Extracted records
** START **

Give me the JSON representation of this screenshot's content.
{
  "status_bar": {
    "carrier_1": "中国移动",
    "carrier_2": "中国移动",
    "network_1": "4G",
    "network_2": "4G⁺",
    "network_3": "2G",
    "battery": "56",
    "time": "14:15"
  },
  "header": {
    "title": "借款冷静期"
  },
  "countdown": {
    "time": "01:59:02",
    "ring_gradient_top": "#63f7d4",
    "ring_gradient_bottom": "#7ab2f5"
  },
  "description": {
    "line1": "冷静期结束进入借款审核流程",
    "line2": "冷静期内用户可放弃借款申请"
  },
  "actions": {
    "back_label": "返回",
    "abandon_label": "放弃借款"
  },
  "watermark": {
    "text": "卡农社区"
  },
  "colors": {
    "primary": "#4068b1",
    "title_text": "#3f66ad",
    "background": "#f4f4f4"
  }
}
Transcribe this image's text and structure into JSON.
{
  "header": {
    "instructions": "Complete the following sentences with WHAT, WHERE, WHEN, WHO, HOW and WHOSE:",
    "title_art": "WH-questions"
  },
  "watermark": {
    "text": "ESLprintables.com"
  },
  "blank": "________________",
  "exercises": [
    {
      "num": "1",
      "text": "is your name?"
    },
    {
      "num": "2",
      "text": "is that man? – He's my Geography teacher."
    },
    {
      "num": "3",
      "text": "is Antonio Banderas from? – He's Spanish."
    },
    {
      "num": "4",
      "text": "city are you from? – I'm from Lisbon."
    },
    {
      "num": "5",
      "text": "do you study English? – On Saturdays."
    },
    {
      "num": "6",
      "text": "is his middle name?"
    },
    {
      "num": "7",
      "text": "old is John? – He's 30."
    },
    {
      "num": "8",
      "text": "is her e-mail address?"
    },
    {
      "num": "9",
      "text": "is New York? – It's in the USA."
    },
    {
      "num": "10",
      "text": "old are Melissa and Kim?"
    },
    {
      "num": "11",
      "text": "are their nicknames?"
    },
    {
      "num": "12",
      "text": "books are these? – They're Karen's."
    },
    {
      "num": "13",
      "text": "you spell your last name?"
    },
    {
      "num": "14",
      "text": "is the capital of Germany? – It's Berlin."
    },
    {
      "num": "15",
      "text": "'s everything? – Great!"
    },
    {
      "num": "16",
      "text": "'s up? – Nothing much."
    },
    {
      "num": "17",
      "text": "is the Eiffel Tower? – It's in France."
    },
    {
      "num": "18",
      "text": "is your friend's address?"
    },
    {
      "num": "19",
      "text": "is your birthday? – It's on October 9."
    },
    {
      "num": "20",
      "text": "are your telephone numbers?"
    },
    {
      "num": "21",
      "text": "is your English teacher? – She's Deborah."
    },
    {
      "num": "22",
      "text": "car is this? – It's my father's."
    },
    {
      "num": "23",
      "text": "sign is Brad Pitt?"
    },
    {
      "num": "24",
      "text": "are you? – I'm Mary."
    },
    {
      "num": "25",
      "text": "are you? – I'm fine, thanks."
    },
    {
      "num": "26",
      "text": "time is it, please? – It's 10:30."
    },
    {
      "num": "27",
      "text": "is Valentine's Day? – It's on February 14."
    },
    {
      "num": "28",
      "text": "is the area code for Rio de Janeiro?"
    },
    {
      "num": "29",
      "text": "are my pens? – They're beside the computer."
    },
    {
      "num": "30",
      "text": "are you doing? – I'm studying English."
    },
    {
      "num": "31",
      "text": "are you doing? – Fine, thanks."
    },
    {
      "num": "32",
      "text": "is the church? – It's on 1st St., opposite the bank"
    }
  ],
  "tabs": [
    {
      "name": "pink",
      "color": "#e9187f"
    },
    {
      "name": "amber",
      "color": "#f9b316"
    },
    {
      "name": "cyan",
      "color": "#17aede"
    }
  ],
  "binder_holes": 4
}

** END **

# WORK INSTRUCTIONS:
Output each record exactly, leaving nothing out.

# IN RESPONSE:
Give me the JSON representation of this screenshot's content.
{
  "status_bar": {
    "carrier_1": "中国移动",
    "carrier_2": "中国移动",
    "network_1": "4G",
    "network_2": "4G⁺",
    "network_3": "2G",
    "battery": "56",
    "time": "14:15"
  },
  "header": {
    "title": "借款冷静期"
  },
  "countdown": {
    "time": "01:59:02",
    "ring_gradient_top": "#63f7d4",
    "ring_gradient_bottom": "#7ab2f5"
  },
  "description": {
    "line1": "冷静期结束进入借款审核流程",
    "line2": "冷静期内用户可放弃借款申请"
  },
  "actions": {
    "back_label": "返回",
    "abandon_label": "放弃借款"
  },
  "watermark": {
    "text": "卡农社区"
  },
  "colors": {
    "primary": "#4068b1",
    "title_text": "#3f66ad",
    "background": "#f4f4f4"
  }
}
Transcribe this image's text and structure into JSON.
{
  "header": {
    "instructions": "Complete the following sentences with WHAT, WHERE, WHEN, WHO, HOW and WHOSE:",
    "title_art": "WH-questions"
  },
  "watermark": {
    "text": "ESLprintables.com"
  },
  "blank": "________________",
  "exercises": [
    {
      "num": "1",
      "text": "is your name?"
    },
    {
      "num": "2",
      "text": "is that man? – He's my Geography teacher."
    },
    {
      "num": "3",
      "text": "is Antonio Banderas from? – He's Spanish."
    },
    {
      "num": "4",
      "text": "city are you from? – I'm from Lisbon."
    },
    {
      "num": "5",
      "text": "do you study English? – On Saturdays."
    },
    {
      "num": "6",
      "text": "is his middle name?"
    },
    {
      "num": "7",
      "text": "old is John? – He's 30."
    },
    {
      "num": "8",
      "text": "is her e-mail address?"
    },
    {
      "num": "9",
      "text": "is New York? – It's in the USA."
    },
    {
      "num": "10",
      "text": "old are Melissa and Kim?"
    },
    {
      "num": "11",
      "text": "are their nicknames?"
    },
    {
      "num": "12",
      "text": "books are these? – They're Karen's."
    },
    {
      "num": "13",
      "text": "you spell your last name?"
    },
    {
      "num": "14",
      "text": "is the capital of Germany? – It's Berlin."
    },
    {
      "num": "15",
      "text": "'s everything? – Great!"
    },
    {
      "num": "16",
      "text": "'s up? – Nothing much."
    },
    {
      "num": "17",
      "text": "is the Eiffel Tower? – It's in France."
    },
    {
      "num": "18",
      "text": "is your friend's address?"
    },
    {
      "num": "19",
      "text": "is your birthday? – It's on October 9."
    },
    {
      "num": "20",
      "text": "are your telephone numbers?"
    },
    {
      "num": "21",
      "text": "is your English teacher? – She's Deborah."
    },
    {
      "num": "22",
      "text": "car is this? – It's my father's."
    },
    {
      "num": "23",
      "text": "sign is Brad Pitt?"
    },
    {
      "num": "24",
      "text": "are you? – I'm Mary."
    },
    {
      "num": "25",
      "text": "are you? – I'm fine, thanks."
    },
    {
      "num": "26",
      "text": "time is it, please? – It's 10:30."
    },
    {
      "num": "27",
      "text": "is Valentine's Day? – It's on February 14."
    },
    {
      "num": "28",
      "text": "is the area code for Rio de Janeiro?"
    },
    {
      "num": "29",
      "text": "are my pens? – They're beside the computer."
    },
    {
      "num": "30",
      "text": "are you doing? – I'm studying English."
    },
    {
      "num": "31",
      "text": "are you doing? – Fine, thanks."
    },
    {
      "num": "32",
      "text": "is the church? – It's on 1st St., opposite the bank"
    }
  ],
  "tabs": [
    {
      "name": "pink",
      "color": "#e9187f"
    },
    {
      "name": "amber",
      "color": "#f9b316"
    },
    {
      "name": "cyan",
      "color": "#17aede"
    }
  ],
  "binder_holes": 4
}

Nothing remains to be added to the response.